_Task statement_. Put each line of the rows below into a JSON list of strings, one string per line, with blank lines omitted.

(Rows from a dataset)
>>>

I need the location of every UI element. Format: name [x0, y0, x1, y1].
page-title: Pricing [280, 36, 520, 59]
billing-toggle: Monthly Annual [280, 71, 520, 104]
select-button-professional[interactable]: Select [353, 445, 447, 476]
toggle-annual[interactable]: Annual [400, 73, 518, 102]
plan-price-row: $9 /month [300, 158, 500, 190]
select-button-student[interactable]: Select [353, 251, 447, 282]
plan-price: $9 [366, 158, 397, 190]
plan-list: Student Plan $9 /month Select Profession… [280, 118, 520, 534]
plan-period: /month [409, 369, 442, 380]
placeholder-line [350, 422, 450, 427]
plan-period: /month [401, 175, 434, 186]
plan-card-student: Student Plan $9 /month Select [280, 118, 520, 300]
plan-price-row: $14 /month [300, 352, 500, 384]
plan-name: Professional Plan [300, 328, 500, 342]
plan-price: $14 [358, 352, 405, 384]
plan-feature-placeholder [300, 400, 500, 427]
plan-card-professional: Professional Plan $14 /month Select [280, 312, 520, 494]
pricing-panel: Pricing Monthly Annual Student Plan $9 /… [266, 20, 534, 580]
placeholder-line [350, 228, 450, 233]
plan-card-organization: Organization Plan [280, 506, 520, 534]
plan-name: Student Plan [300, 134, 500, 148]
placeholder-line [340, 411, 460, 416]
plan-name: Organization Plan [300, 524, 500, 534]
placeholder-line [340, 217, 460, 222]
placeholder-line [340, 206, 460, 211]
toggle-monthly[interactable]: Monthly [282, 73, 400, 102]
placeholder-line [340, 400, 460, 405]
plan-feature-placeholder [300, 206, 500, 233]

<<<

_Task solution_.
[
  "I need the location of every UI element. Format: name [x0, y0, x1, y1].",
  "page-title: Pricing [280, 36, 520, 59]",
  "billing-toggle: Monthly Annual [280, 71, 520, 104]",
  "select-button-professional[interactable]: Select [353, 445, 447, 476]",
  "toggle-annual[interactable]: Annual [400, 73, 518, 102]",
  "plan-price-row: $9 /month [300, 158, 500, 190]",
  "select-button-student[interactable]: Select [353, 251, 447, 282]",
  "plan-price: $9 [366, 158, 397, 190]",
  "plan-list: Student Plan $9 /month Select Profession… [280, 118, 520, 534]",
  "plan-period: /month [409, 369, 442, 380]",
  "placeholder-line [350, 422, 450, 427]",
  "plan-period: /month [401, 175, 434, 186]",
  "plan-card-student: Student Plan $9 /month Select [280, 118, 520, 300]",
  "plan-price-row: $14 /month [300, 352, 500, 384]",
  "plan-name: Professional Plan [300, 328, 500, 342]",
  "plan-price: $14 [358, 352, 405, 384]",
  "plan-feature-placeholder [300, 400, 500, 427]",
  "plan-card-professional: Professional Plan $14 /month Select [280, 312, 520, 494]",
  "pricing-panel: Pricing Monthly Annual Student Plan $9 /… [266, 20, 534, 580]",
  "placeholder-line [350, 228, 450, 233]",
  "plan-card-organization: Organization Plan [280, 506, 520, 534]",
  "plan-name: Student Plan [300, 134, 500, 148]",
  "placeholder-line [340, 411, 460, 416]",
  "plan-name: Organization Plan [300, 524, 500, 534]",
  "placeholder-line [340, 217, 460, 222]",
  "placeholder-line [340, 206, 460, 211]",
  "toggle-monthly[interactable]: Monthly [282, 73, 400, 102]",
  "placeholder-line [340, 400, 460, 405]",
  "plan-feature-placeholder [300, 206, 500, 233]"
]